▽

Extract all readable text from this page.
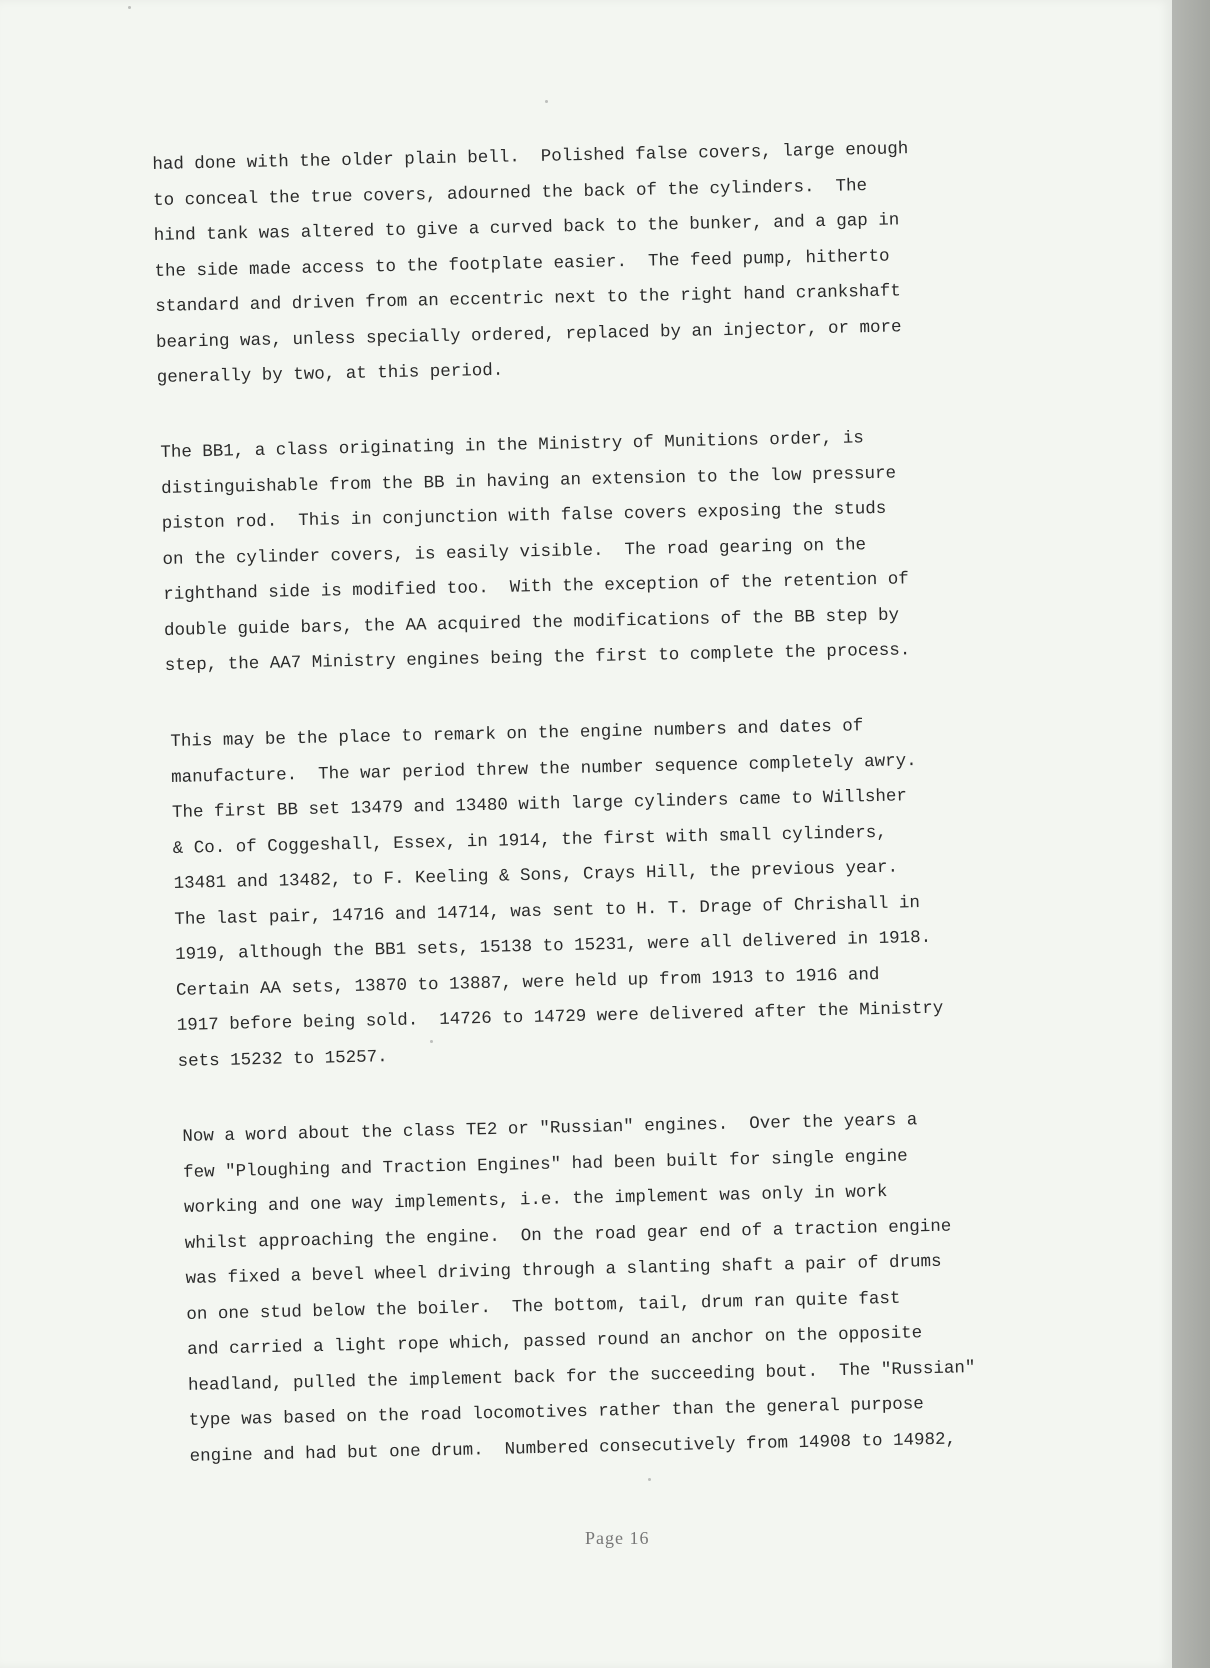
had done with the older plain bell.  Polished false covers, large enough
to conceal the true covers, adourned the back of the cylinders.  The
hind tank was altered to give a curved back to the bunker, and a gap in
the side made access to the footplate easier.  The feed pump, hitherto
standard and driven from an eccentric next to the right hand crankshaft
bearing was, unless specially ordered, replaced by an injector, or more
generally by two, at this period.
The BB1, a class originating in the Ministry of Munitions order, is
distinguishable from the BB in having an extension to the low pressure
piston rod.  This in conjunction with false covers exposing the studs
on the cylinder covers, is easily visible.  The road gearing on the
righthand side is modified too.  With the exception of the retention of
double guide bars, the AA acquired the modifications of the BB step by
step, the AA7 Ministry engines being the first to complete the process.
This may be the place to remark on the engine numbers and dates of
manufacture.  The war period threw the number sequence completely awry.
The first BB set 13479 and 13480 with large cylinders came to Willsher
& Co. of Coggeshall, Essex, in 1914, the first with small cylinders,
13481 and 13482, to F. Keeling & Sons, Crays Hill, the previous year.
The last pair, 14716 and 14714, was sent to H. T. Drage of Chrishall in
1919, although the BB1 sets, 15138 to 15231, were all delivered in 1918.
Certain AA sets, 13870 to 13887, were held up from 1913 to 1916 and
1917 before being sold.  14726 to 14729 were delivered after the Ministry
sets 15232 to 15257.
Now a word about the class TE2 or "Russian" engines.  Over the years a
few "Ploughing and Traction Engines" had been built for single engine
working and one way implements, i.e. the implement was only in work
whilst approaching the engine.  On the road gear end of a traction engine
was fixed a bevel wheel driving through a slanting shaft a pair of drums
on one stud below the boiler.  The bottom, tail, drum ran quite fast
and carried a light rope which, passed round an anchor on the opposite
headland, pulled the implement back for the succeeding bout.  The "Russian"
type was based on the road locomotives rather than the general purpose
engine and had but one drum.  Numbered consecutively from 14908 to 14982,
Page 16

△

> _Description of the task_: Say how many lines in the listing above include "false". Give nothing but the number.

> _Completed task_: 2